Work to do:
Reply with one number only: the count of lines below that contain the word "بازار".

Record list:
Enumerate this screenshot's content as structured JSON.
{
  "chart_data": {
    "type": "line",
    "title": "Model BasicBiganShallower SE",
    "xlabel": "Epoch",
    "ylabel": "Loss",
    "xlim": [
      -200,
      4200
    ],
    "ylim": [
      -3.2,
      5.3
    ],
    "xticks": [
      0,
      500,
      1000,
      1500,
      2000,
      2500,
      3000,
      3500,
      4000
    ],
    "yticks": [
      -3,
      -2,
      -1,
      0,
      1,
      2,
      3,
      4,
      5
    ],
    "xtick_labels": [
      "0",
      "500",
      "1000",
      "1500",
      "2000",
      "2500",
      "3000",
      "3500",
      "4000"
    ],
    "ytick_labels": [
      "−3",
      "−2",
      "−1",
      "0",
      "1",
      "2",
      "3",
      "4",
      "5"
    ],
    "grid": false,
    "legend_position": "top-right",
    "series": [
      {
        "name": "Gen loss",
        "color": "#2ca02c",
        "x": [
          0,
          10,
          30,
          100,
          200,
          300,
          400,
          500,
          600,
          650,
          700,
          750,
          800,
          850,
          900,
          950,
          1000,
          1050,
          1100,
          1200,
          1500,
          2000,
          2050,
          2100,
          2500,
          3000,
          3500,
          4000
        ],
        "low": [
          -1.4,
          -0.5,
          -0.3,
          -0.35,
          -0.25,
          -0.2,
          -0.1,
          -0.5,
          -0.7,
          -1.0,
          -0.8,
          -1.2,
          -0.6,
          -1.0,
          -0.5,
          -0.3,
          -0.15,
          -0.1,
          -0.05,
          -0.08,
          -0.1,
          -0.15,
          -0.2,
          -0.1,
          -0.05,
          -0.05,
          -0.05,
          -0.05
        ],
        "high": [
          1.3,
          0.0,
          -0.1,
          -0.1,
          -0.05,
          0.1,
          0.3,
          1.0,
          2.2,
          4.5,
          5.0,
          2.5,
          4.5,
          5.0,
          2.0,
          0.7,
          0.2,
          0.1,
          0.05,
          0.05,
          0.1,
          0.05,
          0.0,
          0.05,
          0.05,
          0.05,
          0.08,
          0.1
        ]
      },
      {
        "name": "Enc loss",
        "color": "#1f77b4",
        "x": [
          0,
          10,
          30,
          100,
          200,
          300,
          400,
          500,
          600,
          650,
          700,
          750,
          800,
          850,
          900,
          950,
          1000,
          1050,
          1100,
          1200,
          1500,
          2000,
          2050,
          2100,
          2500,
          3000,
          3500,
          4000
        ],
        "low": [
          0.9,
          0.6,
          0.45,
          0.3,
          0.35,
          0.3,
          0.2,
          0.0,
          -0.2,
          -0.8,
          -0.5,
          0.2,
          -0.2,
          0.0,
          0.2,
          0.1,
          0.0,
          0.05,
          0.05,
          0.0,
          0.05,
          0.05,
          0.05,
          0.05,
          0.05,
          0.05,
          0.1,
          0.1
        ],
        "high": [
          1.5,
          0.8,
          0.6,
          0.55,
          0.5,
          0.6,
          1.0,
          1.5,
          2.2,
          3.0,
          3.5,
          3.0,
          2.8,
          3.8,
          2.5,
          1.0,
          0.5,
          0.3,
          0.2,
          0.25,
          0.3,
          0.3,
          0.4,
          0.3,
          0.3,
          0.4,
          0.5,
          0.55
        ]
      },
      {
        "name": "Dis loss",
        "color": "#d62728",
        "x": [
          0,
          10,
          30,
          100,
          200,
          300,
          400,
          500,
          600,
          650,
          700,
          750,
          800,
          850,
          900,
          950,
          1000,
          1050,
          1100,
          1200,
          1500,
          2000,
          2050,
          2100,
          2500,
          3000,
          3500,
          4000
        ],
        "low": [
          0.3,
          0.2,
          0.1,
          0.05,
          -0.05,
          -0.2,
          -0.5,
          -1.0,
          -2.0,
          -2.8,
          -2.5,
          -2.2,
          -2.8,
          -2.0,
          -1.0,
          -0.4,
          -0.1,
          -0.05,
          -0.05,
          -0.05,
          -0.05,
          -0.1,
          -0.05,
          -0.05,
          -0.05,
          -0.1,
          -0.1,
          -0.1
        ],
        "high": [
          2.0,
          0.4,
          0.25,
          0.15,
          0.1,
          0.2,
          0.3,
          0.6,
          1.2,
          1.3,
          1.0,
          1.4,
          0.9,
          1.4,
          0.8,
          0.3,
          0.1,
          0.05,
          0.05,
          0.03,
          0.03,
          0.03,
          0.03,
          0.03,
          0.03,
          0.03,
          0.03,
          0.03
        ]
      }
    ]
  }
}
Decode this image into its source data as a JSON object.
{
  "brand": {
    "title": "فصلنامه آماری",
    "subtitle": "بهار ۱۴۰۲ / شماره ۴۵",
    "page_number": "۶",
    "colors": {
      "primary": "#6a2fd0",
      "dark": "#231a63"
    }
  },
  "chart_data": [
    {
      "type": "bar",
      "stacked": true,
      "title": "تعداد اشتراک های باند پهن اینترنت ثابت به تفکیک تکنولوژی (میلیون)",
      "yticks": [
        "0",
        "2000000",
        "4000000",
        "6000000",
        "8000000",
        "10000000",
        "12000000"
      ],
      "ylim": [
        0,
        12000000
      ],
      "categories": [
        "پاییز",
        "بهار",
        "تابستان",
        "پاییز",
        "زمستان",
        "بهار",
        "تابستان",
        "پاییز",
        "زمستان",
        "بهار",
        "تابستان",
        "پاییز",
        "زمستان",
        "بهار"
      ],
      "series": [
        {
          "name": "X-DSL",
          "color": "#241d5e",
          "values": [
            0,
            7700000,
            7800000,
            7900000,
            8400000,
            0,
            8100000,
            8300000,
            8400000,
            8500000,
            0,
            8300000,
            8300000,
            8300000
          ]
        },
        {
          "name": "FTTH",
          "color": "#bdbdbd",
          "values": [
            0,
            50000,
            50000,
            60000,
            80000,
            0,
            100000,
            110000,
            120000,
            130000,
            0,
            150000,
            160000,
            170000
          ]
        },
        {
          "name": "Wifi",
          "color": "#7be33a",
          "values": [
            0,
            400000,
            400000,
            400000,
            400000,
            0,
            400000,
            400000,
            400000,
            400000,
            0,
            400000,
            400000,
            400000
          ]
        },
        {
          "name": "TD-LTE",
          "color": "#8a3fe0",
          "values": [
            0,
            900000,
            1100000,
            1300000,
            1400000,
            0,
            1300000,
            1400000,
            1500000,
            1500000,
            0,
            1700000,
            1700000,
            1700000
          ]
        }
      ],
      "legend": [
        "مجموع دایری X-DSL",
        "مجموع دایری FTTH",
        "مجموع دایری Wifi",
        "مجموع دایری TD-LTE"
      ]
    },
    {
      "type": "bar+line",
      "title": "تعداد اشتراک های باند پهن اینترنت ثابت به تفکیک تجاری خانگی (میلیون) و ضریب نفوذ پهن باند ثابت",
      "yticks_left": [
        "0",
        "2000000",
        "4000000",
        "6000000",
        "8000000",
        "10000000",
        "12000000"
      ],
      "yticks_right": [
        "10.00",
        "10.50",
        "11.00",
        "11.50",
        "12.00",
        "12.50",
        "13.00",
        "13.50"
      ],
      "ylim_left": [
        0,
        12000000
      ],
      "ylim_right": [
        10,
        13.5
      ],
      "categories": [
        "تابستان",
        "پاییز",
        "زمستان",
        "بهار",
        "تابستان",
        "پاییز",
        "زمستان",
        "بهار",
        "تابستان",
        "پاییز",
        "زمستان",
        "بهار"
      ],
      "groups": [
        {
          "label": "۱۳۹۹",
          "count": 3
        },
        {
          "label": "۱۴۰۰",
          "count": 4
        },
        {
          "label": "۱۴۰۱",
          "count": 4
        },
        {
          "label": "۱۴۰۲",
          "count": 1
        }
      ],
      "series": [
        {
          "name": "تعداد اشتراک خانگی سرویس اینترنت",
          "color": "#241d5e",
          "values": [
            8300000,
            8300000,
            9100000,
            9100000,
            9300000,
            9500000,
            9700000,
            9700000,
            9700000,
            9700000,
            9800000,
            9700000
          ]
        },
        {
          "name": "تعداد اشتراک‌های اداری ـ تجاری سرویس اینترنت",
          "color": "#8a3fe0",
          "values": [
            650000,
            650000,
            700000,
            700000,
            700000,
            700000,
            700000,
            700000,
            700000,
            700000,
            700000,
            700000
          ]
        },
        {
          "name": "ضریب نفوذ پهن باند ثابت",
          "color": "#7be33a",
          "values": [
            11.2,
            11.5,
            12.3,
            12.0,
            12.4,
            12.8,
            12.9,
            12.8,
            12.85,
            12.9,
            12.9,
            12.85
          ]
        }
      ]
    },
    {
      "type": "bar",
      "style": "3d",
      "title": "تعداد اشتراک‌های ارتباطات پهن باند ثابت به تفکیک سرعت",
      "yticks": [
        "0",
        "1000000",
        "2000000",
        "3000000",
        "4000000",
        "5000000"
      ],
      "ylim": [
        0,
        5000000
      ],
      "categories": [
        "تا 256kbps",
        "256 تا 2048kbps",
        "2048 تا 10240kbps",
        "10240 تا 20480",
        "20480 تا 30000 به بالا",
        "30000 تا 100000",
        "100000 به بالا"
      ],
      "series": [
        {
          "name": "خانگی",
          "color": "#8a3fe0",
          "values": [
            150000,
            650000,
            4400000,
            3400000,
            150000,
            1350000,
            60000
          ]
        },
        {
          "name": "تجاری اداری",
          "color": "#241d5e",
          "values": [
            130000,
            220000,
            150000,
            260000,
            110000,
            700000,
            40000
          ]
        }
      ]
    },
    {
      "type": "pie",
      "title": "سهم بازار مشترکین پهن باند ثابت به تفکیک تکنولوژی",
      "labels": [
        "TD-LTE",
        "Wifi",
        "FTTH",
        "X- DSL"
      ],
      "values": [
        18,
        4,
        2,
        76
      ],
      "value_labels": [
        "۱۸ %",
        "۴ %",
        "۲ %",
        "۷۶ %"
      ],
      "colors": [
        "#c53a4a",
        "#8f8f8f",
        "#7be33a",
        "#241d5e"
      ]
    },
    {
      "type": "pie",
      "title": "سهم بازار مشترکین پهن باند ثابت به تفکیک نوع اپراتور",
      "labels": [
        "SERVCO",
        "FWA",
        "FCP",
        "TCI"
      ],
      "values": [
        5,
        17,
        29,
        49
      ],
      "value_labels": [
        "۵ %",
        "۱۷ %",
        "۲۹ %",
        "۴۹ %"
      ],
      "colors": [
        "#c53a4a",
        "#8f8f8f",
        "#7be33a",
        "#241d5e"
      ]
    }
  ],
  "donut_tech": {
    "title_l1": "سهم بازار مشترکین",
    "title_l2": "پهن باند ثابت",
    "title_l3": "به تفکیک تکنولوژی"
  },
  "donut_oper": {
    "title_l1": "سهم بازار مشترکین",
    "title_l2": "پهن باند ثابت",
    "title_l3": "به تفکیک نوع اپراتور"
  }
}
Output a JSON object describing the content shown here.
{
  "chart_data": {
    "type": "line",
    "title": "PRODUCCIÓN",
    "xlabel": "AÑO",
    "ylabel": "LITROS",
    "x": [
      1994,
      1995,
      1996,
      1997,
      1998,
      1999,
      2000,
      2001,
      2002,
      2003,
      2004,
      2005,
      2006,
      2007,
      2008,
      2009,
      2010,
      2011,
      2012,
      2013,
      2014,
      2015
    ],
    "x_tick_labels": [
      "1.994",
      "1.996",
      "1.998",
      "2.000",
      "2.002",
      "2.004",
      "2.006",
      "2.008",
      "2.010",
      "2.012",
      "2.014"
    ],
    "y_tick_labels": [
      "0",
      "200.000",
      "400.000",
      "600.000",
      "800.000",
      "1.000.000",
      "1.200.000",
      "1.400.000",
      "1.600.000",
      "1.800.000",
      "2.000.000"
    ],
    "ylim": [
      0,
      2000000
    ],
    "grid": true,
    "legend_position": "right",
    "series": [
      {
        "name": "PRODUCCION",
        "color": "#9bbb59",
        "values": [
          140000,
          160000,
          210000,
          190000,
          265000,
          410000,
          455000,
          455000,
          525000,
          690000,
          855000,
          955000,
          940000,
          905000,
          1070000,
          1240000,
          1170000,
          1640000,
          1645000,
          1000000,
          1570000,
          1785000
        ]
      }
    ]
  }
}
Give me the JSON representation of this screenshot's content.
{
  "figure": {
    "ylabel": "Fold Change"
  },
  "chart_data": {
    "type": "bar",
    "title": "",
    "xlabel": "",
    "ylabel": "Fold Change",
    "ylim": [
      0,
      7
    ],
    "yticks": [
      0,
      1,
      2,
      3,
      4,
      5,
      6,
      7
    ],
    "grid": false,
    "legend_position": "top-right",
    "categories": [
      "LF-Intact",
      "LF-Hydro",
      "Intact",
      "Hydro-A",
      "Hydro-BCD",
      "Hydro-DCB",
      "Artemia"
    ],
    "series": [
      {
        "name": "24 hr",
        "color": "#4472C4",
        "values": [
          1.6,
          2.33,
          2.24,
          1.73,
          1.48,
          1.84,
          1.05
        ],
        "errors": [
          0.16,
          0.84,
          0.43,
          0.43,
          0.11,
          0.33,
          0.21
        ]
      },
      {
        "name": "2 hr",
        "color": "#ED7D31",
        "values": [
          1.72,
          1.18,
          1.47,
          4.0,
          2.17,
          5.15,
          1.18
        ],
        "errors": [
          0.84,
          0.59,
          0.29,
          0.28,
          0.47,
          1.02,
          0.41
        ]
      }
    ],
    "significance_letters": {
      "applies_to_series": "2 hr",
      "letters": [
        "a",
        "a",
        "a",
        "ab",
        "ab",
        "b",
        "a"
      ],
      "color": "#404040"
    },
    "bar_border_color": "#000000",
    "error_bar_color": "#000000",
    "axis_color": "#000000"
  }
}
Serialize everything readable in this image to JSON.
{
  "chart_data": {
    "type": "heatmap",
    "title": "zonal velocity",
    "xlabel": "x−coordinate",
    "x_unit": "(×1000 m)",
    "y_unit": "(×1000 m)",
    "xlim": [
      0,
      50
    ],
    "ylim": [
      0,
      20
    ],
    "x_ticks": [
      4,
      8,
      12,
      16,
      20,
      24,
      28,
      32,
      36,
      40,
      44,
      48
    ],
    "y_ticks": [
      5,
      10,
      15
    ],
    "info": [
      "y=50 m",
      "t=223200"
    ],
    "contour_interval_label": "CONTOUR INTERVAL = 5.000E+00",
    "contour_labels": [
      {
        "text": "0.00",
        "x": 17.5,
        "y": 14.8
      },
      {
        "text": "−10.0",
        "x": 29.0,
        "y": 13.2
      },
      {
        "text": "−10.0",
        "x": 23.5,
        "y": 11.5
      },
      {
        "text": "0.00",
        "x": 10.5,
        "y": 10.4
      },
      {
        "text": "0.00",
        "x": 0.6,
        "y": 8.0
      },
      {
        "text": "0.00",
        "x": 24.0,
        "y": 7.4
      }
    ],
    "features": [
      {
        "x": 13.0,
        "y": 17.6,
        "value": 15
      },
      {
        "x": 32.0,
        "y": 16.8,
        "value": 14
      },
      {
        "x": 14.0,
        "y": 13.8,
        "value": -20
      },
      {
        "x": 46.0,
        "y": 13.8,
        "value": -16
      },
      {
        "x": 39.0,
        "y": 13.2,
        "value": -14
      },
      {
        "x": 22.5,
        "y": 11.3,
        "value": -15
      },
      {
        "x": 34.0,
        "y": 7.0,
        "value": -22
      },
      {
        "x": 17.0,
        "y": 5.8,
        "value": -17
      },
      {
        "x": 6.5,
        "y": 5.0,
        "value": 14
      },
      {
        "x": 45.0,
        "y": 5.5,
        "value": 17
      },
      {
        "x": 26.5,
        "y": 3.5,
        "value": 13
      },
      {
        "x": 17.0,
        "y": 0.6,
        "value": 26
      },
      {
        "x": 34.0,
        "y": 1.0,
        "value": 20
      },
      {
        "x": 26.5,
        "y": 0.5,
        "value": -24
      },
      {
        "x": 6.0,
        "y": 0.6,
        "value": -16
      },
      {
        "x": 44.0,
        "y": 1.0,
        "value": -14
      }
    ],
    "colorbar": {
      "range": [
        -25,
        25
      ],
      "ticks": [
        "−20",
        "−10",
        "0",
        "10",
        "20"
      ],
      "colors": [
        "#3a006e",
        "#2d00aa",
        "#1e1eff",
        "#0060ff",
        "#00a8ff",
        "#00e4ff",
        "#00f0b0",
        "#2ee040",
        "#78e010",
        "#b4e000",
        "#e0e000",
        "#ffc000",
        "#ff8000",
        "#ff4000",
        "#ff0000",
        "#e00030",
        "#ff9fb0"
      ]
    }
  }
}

Exercise solution:
4